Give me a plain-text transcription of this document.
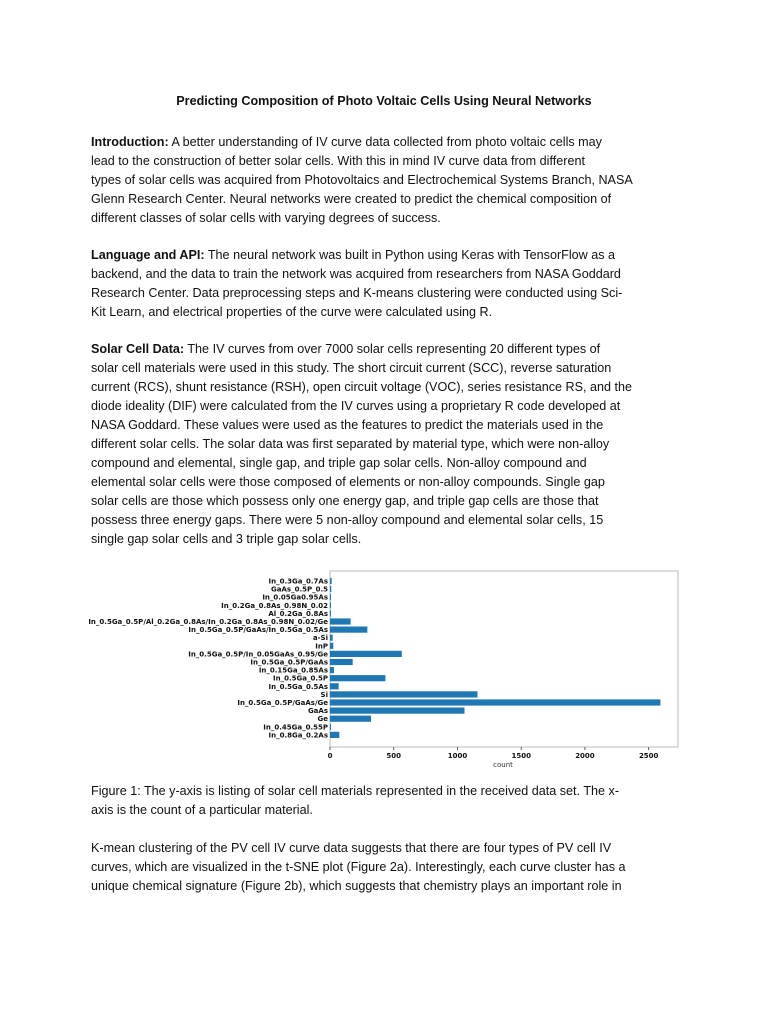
Predicting Composition of Photo Voltaic Cells Using Neural Networks
Introduction: A better understanding of IV curve data collected from photo voltaic cells may
lead to the construction of better solar cells. With this in mind IV curve data from different
types of solar cells was acquired from Photovoltaics and Electrochemical Systems Branch, NASA
Glenn Research Center. Neural networks were created to predict the chemical composition of
different classes of solar cells with varying degrees of success.
Language and API: The neural network was built in Python using Keras with TensorFlow as a
backend, and the data to train the network was acquired from researchers from NASA Goddard
Research Center. Data preprocessing steps and K-means clustering were conducted using Sci-
Kit Learn, and electrical properties of the curve were calculated using R.
Solar Cell Data: The IV curves from over 7000 solar cells representing 20 different types of
solar cell materials were used in this study. The short circuit current (SCC), reverse saturation
current (RCS), shunt resistance (RSH), open circuit voltage (VOC), series resistance RS, and the
diode ideality (DIF) were calculated from the IV curves using a proprietary R code developed at
NASA Goddard. These values were used as the features to predict the materials used in the
different solar cells. The solar data was first separated by material type, which were non-alloy
compound and elemental, single gap, and triple gap solar cells. Non-alloy compound and
elemental solar cells were those composed of elements or non-alloy compounds. Single gap
solar cells are those which possess only one energy gap, and triple gap cells are those that
possess three energy gaps. There were 5 non-alloy compound and elemental solar cells, 15
single gap solar cells and 3 triple gap solar cells.
In_0.3Ga_0.7As
GaAs_0.5P_0.5
In_0.05Ga0.95As
In_0.2Ga_0.8As_0.98N_0.02
Al_0.2Ga_0.8As
In_0.5Ga_0.5P/Al_0.2Ga_0.8As/In_0.2Ga_0.8As_0.98N_0.02/Ge
In_0.5Ga_0.5P/GaAs/In_0.5Ga_0.5As
a-Si
InP
In_0.5Ga_0.5P/In_0.05GaAs_0.95/Ge
In_0.5Ga_0.5P/GaAs
In_0.15Ga_0.85As
In_0.5Ga_0.5P
In_0.5Ga_0.5As
Si
In_0.5Ga_0.5P/GaAs/Ge
GaAs
Ge
In_0.45Ga_0.55P
In_0.8Ga_0.2As
0	500	1000	1500	2000	2500
count
Figure 1: The y-axis is listing of solar cell materials represented in the received data set. The x-
axis is the count of a particular material.
K-mean clustering of the PV cell IV curve data suggests that there are four types of PV cell IV
curves, which are visualized in the t-SNE plot (Figure 2a). Interestingly, each curve cluster has a
unique chemical signature (Figure 2b), which suggests that chemistry plays an important role in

⁂

An exact reproduction of the material above is needed, without its pictures.

:: Response ::
Give me a plain-text transcription of this document.
Predicting Composition of Photo Voltaic Cells Using Neural Networks
Introduction: A better understanding of IV curve data collected from photo voltaic cells may
lead to the construction of better solar cells. With this in mind IV curve data from different
types of solar cells was acquired from Photovoltaics and Electrochemical Systems Branch, NASA
Glenn Research Center. Neural networks were created to predict the chemical composition of
different classes of solar cells with varying degrees of success.
Language and API: The neural network was built in Python using Keras with TensorFlow as a
backend, and the data to train the network was acquired from researchers from NASA Goddard
Research Center. Data preprocessing steps and K-means clustering were conducted using Sci-
Kit Learn, and electrical properties of the curve were calculated using R.
Solar Cell Data: The IV curves from over 7000 solar cells representing 20 different types of
solar cell materials were used in this study. The short circuit current (SCC), reverse saturation
current (RCS), shunt resistance (RSH), open circuit voltage (VOC), series resistance RS, and the
diode ideality (DIF) were calculated from the IV curves using a proprietary R code developed at
NASA Goddard. These values were used as the features to predict the materials used in the
different solar cells. The solar data was first separated by material type, which were non-alloy
compound and elemental, single gap, and triple gap solar cells. Non-alloy compound and
elemental solar cells were those composed of elements or non-alloy compounds. Single gap
solar cells are those which possess only one energy gap, and triple gap cells are those that
possess three energy gaps. There were 5 non-alloy compound and elemental solar cells, 15
single gap solar cells and 3 triple gap solar cells.
In_0.3Ga_0.7As
GaAs_0.5P_0.5
In_0.05Ga0.95As
In_0.2Ga_0.8As_0.98N_0.02
Al_0.2Ga_0.8As
In_0.5Ga_0.5P/Al_0.2Ga_0.8As/In_0.2Ga_0.8As_0.98N_0.02/Ge
In_0.5Ga_0.5P/GaAs/In_0.5Ga_0.5As
a-Si
InP
In_0.5Ga_0.5P/In_0.05GaAs_0.95/Ge
In_0.5Ga_0.5P/GaAs
In_0.15Ga_0.85As
In_0.5Ga_0.5P
In_0.5Ga_0.5As
Si
In_0.5Ga_0.5P/GaAs/Ge
GaAs
Ge
In_0.45Ga_0.55P
In_0.8Ga_0.2As
0	500	1000	1500	2000	2500
count
Figure 1: The y-axis is listing of solar cell materials represented in the received data set. The x-
axis is the count of a particular material.
K-mean clustering of the PV cell IV curve data suggests that there are four types of PV cell IV
curves, which are visualized in the t-SNE plot (Figure 2a). Interestingly, each curve cluster has a
unique chemical signature (Figure 2b), which suggests that chemistry plays an important role in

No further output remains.